Stated task:
From the listing below, pull out the lines that hold "наши".

Provided material:
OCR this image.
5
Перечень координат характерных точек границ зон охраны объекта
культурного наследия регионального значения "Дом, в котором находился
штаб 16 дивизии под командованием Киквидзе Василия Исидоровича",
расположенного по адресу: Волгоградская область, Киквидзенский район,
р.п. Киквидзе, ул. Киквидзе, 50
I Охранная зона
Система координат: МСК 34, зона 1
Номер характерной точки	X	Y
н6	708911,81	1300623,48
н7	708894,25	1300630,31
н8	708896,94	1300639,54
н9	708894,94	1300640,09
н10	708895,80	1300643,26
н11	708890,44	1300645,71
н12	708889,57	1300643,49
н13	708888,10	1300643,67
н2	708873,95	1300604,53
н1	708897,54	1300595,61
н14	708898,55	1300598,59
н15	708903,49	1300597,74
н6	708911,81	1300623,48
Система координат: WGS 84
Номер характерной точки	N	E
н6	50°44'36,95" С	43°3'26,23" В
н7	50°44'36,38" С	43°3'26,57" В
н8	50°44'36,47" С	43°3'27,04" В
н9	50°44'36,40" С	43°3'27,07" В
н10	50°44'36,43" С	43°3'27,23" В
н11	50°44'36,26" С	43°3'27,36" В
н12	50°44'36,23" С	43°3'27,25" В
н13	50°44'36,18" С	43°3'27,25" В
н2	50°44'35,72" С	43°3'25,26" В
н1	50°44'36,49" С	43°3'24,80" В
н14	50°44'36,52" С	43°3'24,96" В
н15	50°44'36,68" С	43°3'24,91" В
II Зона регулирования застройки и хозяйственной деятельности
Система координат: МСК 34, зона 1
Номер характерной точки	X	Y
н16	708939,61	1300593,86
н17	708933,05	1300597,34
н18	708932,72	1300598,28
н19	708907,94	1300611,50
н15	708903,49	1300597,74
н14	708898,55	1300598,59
...
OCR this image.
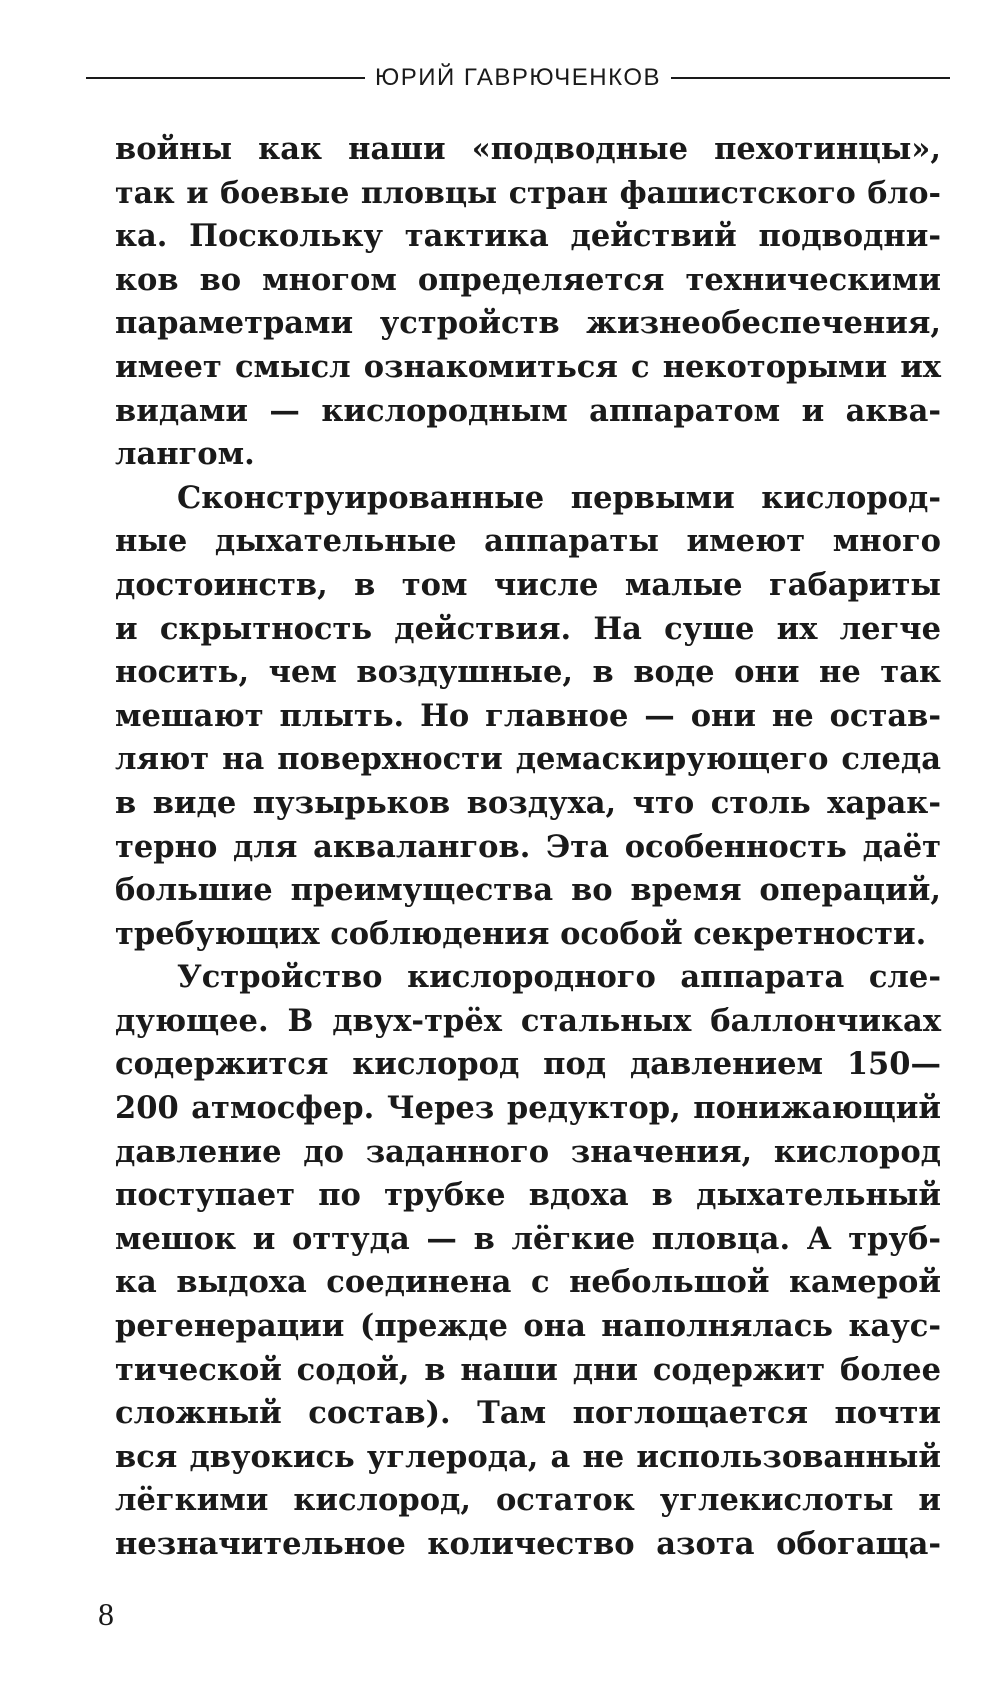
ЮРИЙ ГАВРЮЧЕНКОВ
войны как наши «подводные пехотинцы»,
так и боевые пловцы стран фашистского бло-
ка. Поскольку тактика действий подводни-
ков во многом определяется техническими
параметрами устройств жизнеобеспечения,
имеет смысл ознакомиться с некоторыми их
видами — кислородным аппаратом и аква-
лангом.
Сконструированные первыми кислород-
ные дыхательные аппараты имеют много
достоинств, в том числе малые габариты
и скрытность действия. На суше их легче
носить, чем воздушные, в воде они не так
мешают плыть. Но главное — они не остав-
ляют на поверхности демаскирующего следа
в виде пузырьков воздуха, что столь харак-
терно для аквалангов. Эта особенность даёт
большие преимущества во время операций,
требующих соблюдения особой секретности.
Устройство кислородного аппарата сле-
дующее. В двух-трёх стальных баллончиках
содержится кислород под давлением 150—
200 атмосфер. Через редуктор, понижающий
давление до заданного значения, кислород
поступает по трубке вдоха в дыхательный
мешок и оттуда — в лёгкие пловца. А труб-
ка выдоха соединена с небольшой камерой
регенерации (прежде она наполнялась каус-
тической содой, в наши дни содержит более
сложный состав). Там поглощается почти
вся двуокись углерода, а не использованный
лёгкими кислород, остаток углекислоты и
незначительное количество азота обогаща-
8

Written answer:
войны как наши «подводные пехотинцы»,
тической содой, в наши дни содержит более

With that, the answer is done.